Instructions to follow |
Read the data and repeat all of it exactly.
+ + + + +
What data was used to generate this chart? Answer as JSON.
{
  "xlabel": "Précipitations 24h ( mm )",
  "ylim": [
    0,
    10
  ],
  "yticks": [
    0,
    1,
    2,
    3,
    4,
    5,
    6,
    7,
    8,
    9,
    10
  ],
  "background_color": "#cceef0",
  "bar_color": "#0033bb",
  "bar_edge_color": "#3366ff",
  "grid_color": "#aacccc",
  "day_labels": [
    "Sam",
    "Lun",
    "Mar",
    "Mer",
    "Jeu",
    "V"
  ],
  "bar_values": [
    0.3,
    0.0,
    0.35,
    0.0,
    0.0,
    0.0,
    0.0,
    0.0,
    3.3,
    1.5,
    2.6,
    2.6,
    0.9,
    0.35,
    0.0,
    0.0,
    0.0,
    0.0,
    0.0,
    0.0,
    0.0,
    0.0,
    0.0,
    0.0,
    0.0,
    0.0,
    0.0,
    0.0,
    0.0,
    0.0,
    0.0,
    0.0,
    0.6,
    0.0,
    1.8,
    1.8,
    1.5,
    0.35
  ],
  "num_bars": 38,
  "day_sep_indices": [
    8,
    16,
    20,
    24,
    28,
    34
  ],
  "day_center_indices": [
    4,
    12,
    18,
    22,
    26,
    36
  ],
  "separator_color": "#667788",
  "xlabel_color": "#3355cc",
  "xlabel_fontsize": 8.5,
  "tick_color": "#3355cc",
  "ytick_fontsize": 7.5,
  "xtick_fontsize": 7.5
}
+ + + + +
Solution |
What data was used to generate this chart? Answer as JSON.
{
  "xlabel": "Précipitations 24h ( mm )",
  "ylim": [
    0,
    10
  ],
  "yticks": [
    0,
    1,
    2,
    3,
    4,
    5,
    6,
    7,
    8,
    9,
    10
  ],
  "background_color": "#cceef0",
  "bar_color": "#0033bb",
  "bar_edge_color": "#3366ff",
  "grid_color": "#aacccc",
  "day_labels": [
    "Sam",
    "Lun",
    "Mar",
    "Mer",
    "Jeu",
    "V"
  ],
  "bar_values": [
    0.3,
    0.0,
    0.35,
    0.0,
    0.0,
    0.0,
    0.0,
    0.0,
    3.3,
    1.5,
    2.6,
    2.6,
    0.9,
    0.35,
    0.0,
    0.0,
    0.0,
    0.0,
    0.0,
    0.0,
    0.0,
    0.0,
    0.0,
    0.0,
    0.0,
    0.0,
    0.0,
    0.0,
    0.0,
    0.0,
    0.0,
    0.0,
    0.6,
    0.0,
    1.8,
    1.8,
    1.5,
    0.35
  ],
  "num_bars": 38,
  "day_sep_indices": [
    8,
    16,
    20,
    24,
    28,
    34
  ],
  "day_center_indices": [
    4,
    12,
    18,
    22,
    26,
    36
  ],
  "separator_color": "#667788",
  "xlabel_color": "#3355cc",
  "xlabel_fontsize": 8.5,
  "tick_color": "#3355cc",
  "ytick_fontsize": 7.5,
  "xtick_fontsize": 7.5
}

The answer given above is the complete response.